═══ Records shown

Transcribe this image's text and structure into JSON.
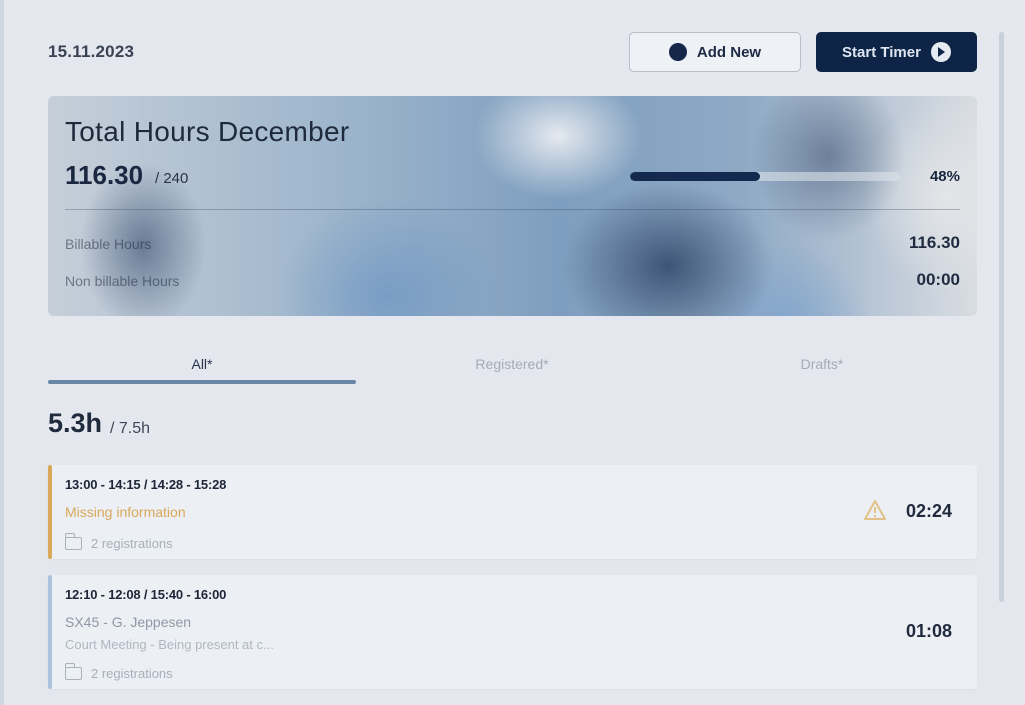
{
  "header": {
    "date": "15.11.2023",
    "add_new_label": "Add New",
    "start_timer_label": "Start Timer"
  },
  "summary": {
    "title": "Total Hours December",
    "hours_value": "116.30",
    "hours_target": "/ 240",
    "progress_percent": 48,
    "progress_label": "48%",
    "rows": [
      {
        "label": "Billable Hours",
        "value": "116.30"
      },
      {
        "label": "Non billable Hours",
        "value": "00:00"
      }
    ]
  },
  "tabs": [
    {
      "label": "All*",
      "active": true
    },
    {
      "label": "Registered*",
      "active": false
    },
    {
      "label": "Drafts*",
      "active": false
    }
  ],
  "day": {
    "total": "5.3h",
    "target": "/ 7.5h"
  },
  "entries": [
    {
      "times": "13:00 - 14:15 / 14:28 - 15:28",
      "line2": "Missing information",
      "line3": "",
      "registrations": "2 registrations",
      "duration": "02:24",
      "warning": true,
      "accent": "#d9a85a"
    },
    {
      "times": "12:10 - 12:08 / 15:40 - 16:00",
      "line2": "SX45 - G. Jeppesen",
      "line3": "Court Meeting - Being present at c...",
      "registrations": "2 registrations",
      "duration": "01:08",
      "warning": false,
      "accent": "#a9c3dd"
    }
  ],
  "colors": {
    "primary": "#0e2447",
    "warning": "#d9a85a",
    "background": "#e4e8ee"
  },
  "icons": {
    "add": "plus-circle-icon",
    "timer": "play-icon",
    "warning": "warning-triangle-icon",
    "folder": "folder-icon"
  }
}
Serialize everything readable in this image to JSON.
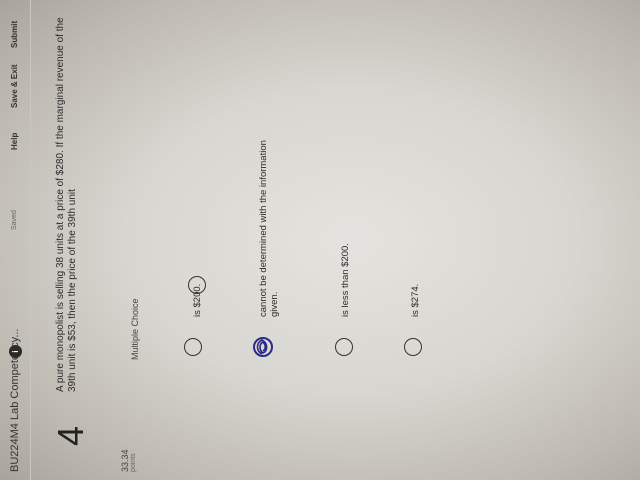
{
  "header": {
    "course_title": "BU224M4 Lab Competency...",
    "badge_count": "i",
    "saved_label": "Saved",
    "help_label": "Help",
    "save_exit_label": "Save & Exit",
    "submit_label": "Submit"
  },
  "question": {
    "number": "4",
    "points_value": "33.34",
    "points_label": "points",
    "text": "A pure monopolist is selling 38 units at a price of $280. If the marginal revenue of the 39th unit is $53, then the price of the 39th unit",
    "type": "Multiple Choice",
    "choices": [
      {
        "label": "is $200.",
        "selected": false
      },
      {
        "label": "cannot be determined with the information given.",
        "selected": true
      },
      {
        "label": "is less than $200.",
        "selected": false
      },
      {
        "label": "is $274.",
        "selected": false
      }
    ]
  },
  "colors": {
    "scribble": "#2a2a8a",
    "text": "#2b2b2b"
  }
}
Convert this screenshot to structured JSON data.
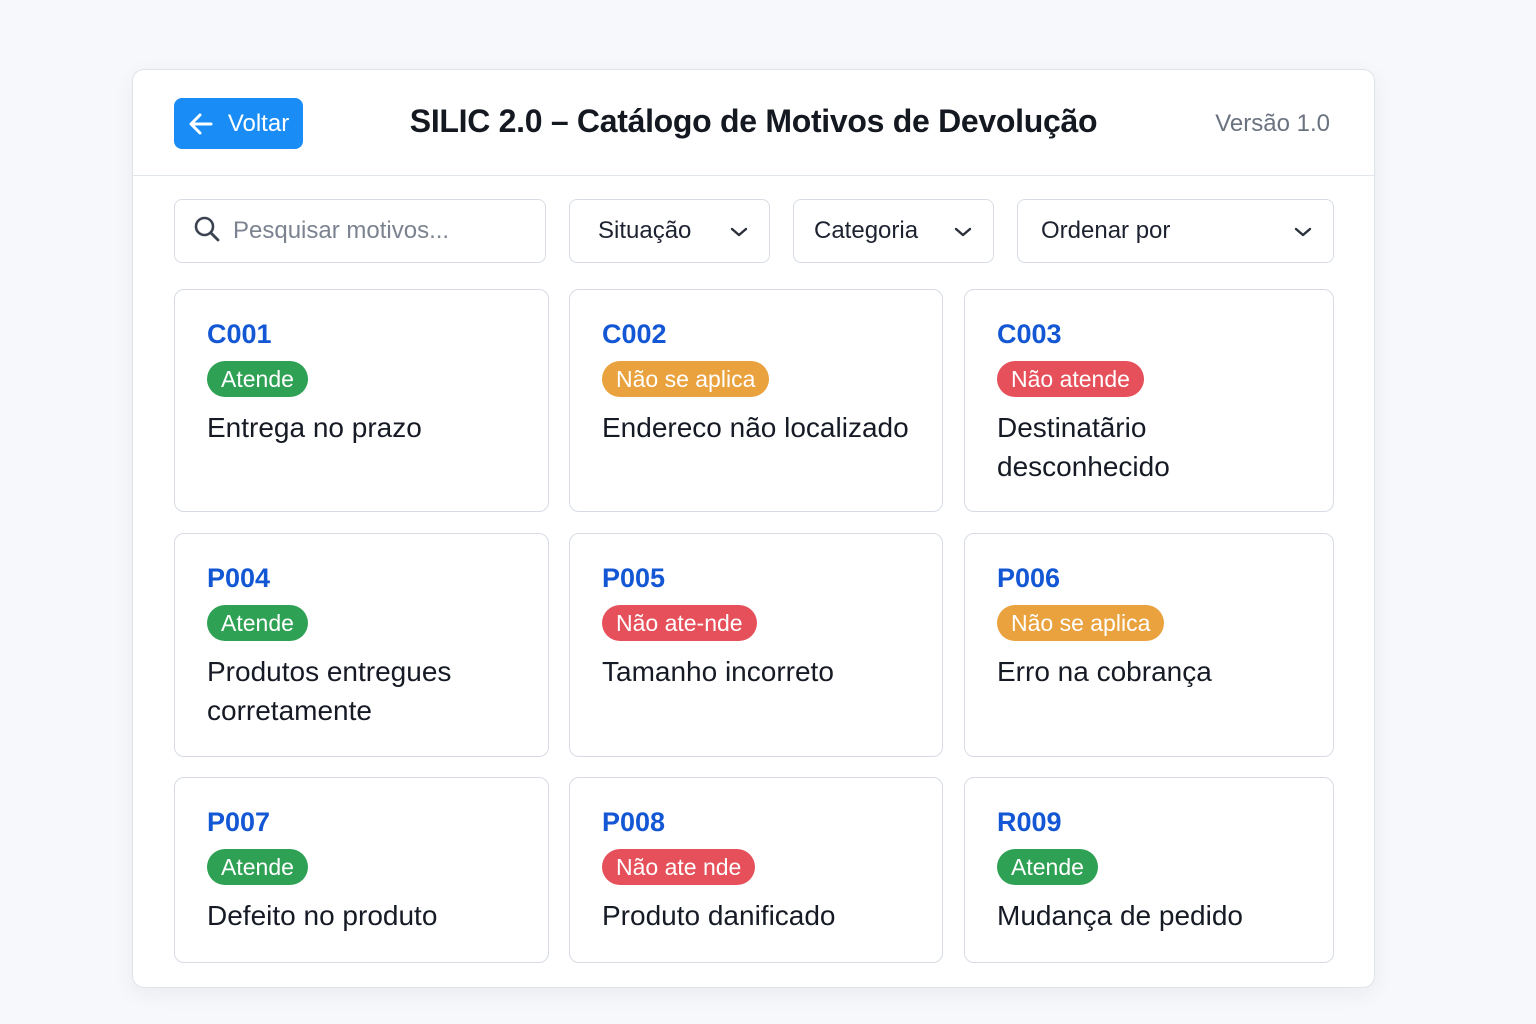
{
  "header": {
    "back_label": "Voltar",
    "title": "SILIC 2.0 – Catálogo de Motivos de Devolução",
    "version": "Versão 1.0"
  },
  "filters": {
    "search_placeholder": "Pesquisar motivos...",
    "situacao": "Situação",
    "categoria": "Categoria",
    "ordenar": "Ordenar por"
  },
  "colors": {
    "accent": "#1a8cf5",
    "code": "#1357d4",
    "status_atende": "#2fa154",
    "status_nao_se_aplica": "#e9a23d",
    "status_nao_atende": "#e6505a"
  },
  "cards": [
    {
      "code": "C001",
      "status": "Atende",
      "reason": "Entrega no prazo"
    },
    {
      "code": "C002",
      "status": "Não se aplica",
      "reason": "Endereco não localizado"
    },
    {
      "code": "C003",
      "status": "Não atende",
      "reason": "Destinatãrio desconhecido"
    },
    {
      "code": "P004",
      "status": "Atende",
      "reason": "Produtos entregues corretamente"
    },
    {
      "code": "P005",
      "status": "Não ate-nde",
      "reason": "Tamanho incorreto"
    },
    {
      "code": "P006",
      "status": "Não se aplica",
      "reason": "Erro na cobrança"
    },
    {
      "code": "P007",
      "status": "Atende",
      "reason": "Defeito no  produto"
    },
    {
      "code": "P008",
      "status": "Não ate nde",
      "reason": "Produto danificado"
    },
    {
      "code": "R009",
      "status": "Atende",
      "reason": "Mudança de pedido"
    }
  ]
}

══════

> Do this: Make an exact copy of the data, leaving its pictures out.

> The completed task:
Transcribe this image's text and structure into JSON.
{
  "header": {
    "date": "15.11.2023",
    "add_new_label": "Add New",
    "start_timer_label": "Start Timer"
  },
  "summary": {
    "title": "Total Hours December",
    "hours_value": "116.30",
    "hours_target": "/ 240",
    "progress_percent": 48,
    "progress_label": "48%",
    "rows": [
      {
        "label": "Billable Hours",
        "value": "116.30"
      },
      {
        "label": "Non billable Hours",
        "value": "00:00"
      }
    ]
  },
  "tabs": [
    {
      "label": "All*",
      "active": true
    },
    {
      "label": "Registered*",
      "active": false
    },
    {
      "label": "Drafts*",
      "active": false
    }
  ],
  "day": {
    "total": "5.3h",
    "target": "/ 7.5h"
  },
  "entries": [
    {
      "times": "13:00 - 14:15 / 14:28 - 15:28",
      "line2": "Missing information",
      "line3": "",
      "registrations": "2 registrations",
      "duration": "02:24",
      "warning": true,
      "accent": "#d9a85a"
    },
    {
      "times": "12:10 - 12:08 / 15:40 - 16:00",
      "line2": "SX45 - G. Jeppesen",
      "line3": "Court Meeting - Being present at c...",
      "registrations": "2 registrations",
      "duration": "01:08",
      "warning": false,
      "accent": "#a9c3dd"
    }
  ],
  "colors": {
    "primary": "#0e2447",
    "warning": "#d9a85a",
    "background": "#e4e8ee"
  },
  "icons": {
    "add": "plus-circle-icon",
    "timer": "play-icon",
    "warning": "warning-triangle-icon",
    "folder": "folder-icon"
  }
}
Serialize everything readable in this image to JSON.
{
  "header": {
    "course_title": "BU224M4 Lab Competency...",
    "badge_count": "i",
    "saved_label": "Saved",
    "help_label": "Help",
    "save_exit_label": "Save & Exit",
    "submit_label": "Submit"
  },
  "question": {
    "number": "4",
    "points_value": "33.34",
    "points_label": "points",
    "text": "A pure monopolist is selling 38 units at a price of $280. If the marginal revenue of the 39th unit is $53, then the price of the 39th unit",
    "type": "Multiple Choice",
    "choices": [
      {
        "label": "is $200.",
        "selected": false
      },
      {
        "label": "cannot be determined with the information given.",
        "selected": true
      },
      {
        "label": "is less than $200.",
        "selected": false
      },
      {
        "label": "is $274.",
        "selected": false
      }
    ]
  },
  "colors": {
    "scribble": "#2a2a8a",
    "text": "#2b2b2b"
  }
}
Convert this screenshot to structured JSON data.
{
  "header": {
    "back_label": "Voltar",
    "title": "SILIC 2.0 – Catálogo de Motivos de Devolução",
    "version": "Versão 1.0"
  },
  "filters": {
    "search_placeholder": "Pesquisar motivos...",
    "situacao": "Situação",
    "categoria": "Categoria",
    "ordenar": "Ordenar por"
  },
  "colors": {
    "accent": "#1a8cf5",
    "code": "#1357d4",
    "status_atende": "#2fa154",
    "status_nao_se_aplica": "#e9a23d",
    "status_nao_atende": "#e6505a"
  },
  "cards": [
    {
      "code": "C001",
      "status": "Atende",
      "reason": "Entrega no prazo"
    },
    {
      "code": "C002",
      "status": "Não se aplica",
      "reason": "Endereco não localizado"
    },
    {
      "code": "C003",
      "status": "Não atende",
      "reason": "Destinatãrio desconhecido"
    },
    {
      "code": "P004",
      "status": "Atende",
      "reason": "Produtos entregues corretamente"
    },
    {
      "code": "P005",
      "status": "Não ate-nde",
      "reason": "Tamanho incorreto"
    },
    {
      "code": "P006",
      "status": "Não se aplica",
      "reason": "Erro na cobrança"
    },
    {
      "code": "P007",
      "status": "Atende",
      "reason": "Defeito no  produto"
    },
    {
      "code": "P008",
      "status": "Não ate nde",
      "reason": "Produto danificado"
    },
    {
      "code": "R009",
      "status": "Atende",
      "reason": "Mudança de pedido"
    }
  ]
}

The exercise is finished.